| Task directions |
The complete listing should be restated exactly.

(Data entries)

::::

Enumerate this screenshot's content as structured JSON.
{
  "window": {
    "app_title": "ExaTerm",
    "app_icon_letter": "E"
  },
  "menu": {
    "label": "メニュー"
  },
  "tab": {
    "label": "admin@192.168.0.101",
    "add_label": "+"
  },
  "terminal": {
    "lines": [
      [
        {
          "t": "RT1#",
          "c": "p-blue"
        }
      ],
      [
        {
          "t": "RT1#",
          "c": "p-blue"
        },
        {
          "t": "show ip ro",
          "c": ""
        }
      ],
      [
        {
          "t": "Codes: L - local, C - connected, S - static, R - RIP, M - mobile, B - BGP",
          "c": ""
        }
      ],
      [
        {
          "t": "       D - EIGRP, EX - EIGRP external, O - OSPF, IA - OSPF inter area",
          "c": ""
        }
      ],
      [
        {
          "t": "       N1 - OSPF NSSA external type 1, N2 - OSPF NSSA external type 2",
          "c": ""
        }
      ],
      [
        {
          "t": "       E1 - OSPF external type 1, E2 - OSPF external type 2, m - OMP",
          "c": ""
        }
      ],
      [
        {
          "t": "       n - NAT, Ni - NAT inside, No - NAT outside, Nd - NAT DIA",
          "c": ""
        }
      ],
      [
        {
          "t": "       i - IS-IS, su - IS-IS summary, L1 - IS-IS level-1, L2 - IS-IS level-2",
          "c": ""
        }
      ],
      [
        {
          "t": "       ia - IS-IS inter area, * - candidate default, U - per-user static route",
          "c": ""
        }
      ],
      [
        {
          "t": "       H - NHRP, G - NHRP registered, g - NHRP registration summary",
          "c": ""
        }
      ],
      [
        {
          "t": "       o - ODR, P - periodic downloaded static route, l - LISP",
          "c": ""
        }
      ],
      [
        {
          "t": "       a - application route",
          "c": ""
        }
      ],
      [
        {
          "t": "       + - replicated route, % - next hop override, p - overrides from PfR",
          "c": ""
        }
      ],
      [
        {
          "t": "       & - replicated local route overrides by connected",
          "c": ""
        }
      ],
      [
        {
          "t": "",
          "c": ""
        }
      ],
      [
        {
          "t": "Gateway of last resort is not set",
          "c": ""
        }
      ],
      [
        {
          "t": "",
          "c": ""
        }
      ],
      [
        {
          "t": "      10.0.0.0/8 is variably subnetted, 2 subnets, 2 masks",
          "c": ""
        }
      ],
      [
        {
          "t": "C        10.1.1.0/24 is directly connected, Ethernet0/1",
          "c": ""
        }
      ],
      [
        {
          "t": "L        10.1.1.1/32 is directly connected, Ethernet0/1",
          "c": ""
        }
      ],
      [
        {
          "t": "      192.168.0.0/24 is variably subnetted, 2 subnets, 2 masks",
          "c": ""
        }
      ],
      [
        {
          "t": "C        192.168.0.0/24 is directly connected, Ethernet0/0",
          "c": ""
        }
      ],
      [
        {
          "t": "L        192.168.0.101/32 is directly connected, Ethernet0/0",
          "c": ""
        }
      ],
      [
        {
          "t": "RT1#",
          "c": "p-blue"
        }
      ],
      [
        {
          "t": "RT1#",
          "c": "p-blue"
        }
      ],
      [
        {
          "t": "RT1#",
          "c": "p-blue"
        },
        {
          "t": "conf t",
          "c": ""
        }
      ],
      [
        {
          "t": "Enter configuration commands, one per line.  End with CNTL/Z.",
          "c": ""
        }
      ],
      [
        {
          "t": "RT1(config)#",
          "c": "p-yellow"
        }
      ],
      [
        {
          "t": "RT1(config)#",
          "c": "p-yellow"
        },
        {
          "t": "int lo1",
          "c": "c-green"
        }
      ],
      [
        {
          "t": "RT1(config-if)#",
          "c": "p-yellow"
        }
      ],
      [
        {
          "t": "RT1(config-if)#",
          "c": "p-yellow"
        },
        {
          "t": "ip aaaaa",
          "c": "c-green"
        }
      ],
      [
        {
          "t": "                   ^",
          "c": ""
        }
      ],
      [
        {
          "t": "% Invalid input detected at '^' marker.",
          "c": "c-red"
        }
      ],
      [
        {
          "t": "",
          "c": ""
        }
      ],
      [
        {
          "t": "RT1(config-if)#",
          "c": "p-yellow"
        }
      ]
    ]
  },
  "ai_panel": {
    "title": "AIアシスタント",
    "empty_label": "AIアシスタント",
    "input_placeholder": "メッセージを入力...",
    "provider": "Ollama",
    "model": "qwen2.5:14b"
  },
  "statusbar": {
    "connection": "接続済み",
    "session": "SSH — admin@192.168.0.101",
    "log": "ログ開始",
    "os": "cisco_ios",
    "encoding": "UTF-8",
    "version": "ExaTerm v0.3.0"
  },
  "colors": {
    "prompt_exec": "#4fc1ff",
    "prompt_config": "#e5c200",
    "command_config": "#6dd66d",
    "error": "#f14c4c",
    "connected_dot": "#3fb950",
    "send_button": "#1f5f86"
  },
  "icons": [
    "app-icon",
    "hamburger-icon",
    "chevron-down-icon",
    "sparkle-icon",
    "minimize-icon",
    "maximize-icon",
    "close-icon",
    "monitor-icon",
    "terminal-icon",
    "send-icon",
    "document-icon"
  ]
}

::::

| Expected output |
Enumerate this screenshot's content as structured JSON.
{
  "window": {
    "app_title": "ExaTerm",
    "app_icon_letter": "E"
  },
  "menu": {
    "label": "メニュー"
  },
  "tab": {
    "label": "admin@192.168.0.101",
    "add_label": "+"
  },
  "terminal": {
    "lines": [
      [
        {
          "t": "RT1#",
          "c": "p-blue"
        }
      ],
      [
        {
          "t": "RT1#",
          "c": "p-blue"
        },
        {
          "t": "show ip ro",
          "c": ""
        }
      ],
      [
        {
          "t": "Codes: L - local, C - connected, S - static, R - RIP, M - mobile, B - BGP",
          "c": ""
        }
      ],
      [
        {
          "t": "       D - EIGRP, EX - EIGRP external, O - OSPF, IA - OSPF inter area",
          "c": ""
        }
      ],
      [
        {
          "t": "       N1 - OSPF NSSA external type 1, N2 - OSPF NSSA external type 2",
          "c": ""
        }
      ],
      [
        {
          "t": "       E1 - OSPF external type 1, E2 - OSPF external type 2, m - OMP",
          "c": ""
        }
      ],
      [
        {
          "t": "       n - NAT, Ni - NAT inside, No - NAT outside, Nd - NAT DIA",
          "c": ""
        }
      ],
      [
        {
          "t": "       i - IS-IS, su - IS-IS summary, L1 - IS-IS level-1, L2 - IS-IS level-2",
          "c": ""
        }
      ],
      [
        {
          "t": "       ia - IS-IS inter area, * - candidate default, U - per-user static route",
          "c": ""
        }
      ],
      [
        {
          "t": "       H - NHRP, G - NHRP registered, g - NHRP registration summary",
          "c": ""
        }
      ],
      [
        {
          "t": "       o - ODR, P - periodic downloaded static route, l - LISP",
          "c": ""
        }
      ],
      [
        {
          "t": "       a - application route",
          "c": ""
        }
      ],
      [
        {
          "t": "       + - replicated route, % - next hop override, p - overrides from PfR",
          "c": ""
        }
      ],
      [
        {
          "t": "       & - replicated local route overrides by connected",
          "c": ""
        }
      ],
      [
        {
          "t": "",
          "c": ""
        }
      ],
      [
        {
          "t": "Gateway of last resort is not set",
          "c": ""
        }
      ],
      [
        {
          "t": "",
          "c": ""
        }
      ],
      [
        {
          "t": "      10.0.0.0/8 is variably subnetted, 2 subnets, 2 masks",
          "c": ""
        }
      ],
      [
        {
          "t": "C        10.1.1.0/24 is directly connected, Ethernet0/1",
          "c": ""
        }
      ],
      [
        {
          "t": "L        10.1.1.1/32 is directly connected, Ethernet0/1",
          "c": ""
        }
      ],
      [
        {
          "t": "      192.168.0.0/24 is variably subnetted, 2 subnets, 2 masks",
          "c": ""
        }
      ],
      [
        {
          "t": "C        192.168.0.0/24 is directly connected, Ethernet0/0",
          "c": ""
        }
      ],
      [
        {
          "t": "L        192.168.0.101/32 is directly connected, Ethernet0/0",
          "c": ""
        }
      ],
      [
        {
          "t": "RT1#",
          "c": "p-blue"
        }
      ],
      [
        {
          "t": "RT1#",
          "c": "p-blue"
        }
      ],
      [
        {
          "t": "RT1#",
          "c": "p-blue"
        },
        {
          "t": "conf t",
          "c": ""
        }
      ],
      [
        {
          "t": "Enter configuration commands, one per line.  End with CNTL/Z.",
          "c": ""
        }
      ],
      [
        {
          "t": "RT1(config)#",
          "c": "p-yellow"
        }
      ],
      [
        {
          "t": "RT1(config)#",
          "c": "p-yellow"
        },
        {
          "t": "int lo1",
          "c": "c-green"
        }
      ],
      [
        {
          "t": "RT1(config-if)#",
          "c": "p-yellow"
        }
      ],
      [
        {
          "t": "RT1(config-if)#",
          "c": "p-yellow"
        },
        {
          "t": "ip aaaaa",
          "c": "c-green"
        }
      ],
      [
        {
          "t": "                   ^",
          "c": ""
        }
      ],
      [
        {
          "t": "% Invalid input detected at '^' marker.",
          "c": "c-red"
        }
      ],
      [
        {
          "t": "",
          "c": ""
        }
      ],
      [
        {
          "t": "RT1(config-if)#",
          "c": "p-yellow"
        }
      ]
    ]
  },
  "ai_panel": {
    "title": "AIアシスタント",
    "empty_label": "AIアシスタント",
    "input_placeholder": "メッセージを入力...",
    "provider": "Ollama",
    "model": "qwen2.5:14b"
  },
  "statusbar": {
    "connection": "接続済み",
    "session": "SSH — admin@192.168.0.101",
    "log": "ログ開始",
    "os": "cisco_ios",
    "encoding": "UTF-8",
    "version": "ExaTerm v0.3.0"
  },
  "colors": {
    "prompt_exec": "#4fc1ff",
    "prompt_config": "#e5c200",
    "command_config": "#6dd66d",
    "error": "#f14c4c",
    "connected_dot": "#3fb950",
    "send_button": "#1f5f86"
  },
  "icons": [
    "app-icon",
    "hamburger-icon",
    "chevron-down-icon",
    "sparkle-icon",
    "minimize-icon",
    "maximize-icon",
    "close-icon",
    "monitor-icon",
    "terminal-icon",
    "send-icon",
    "document-icon"
  ]
}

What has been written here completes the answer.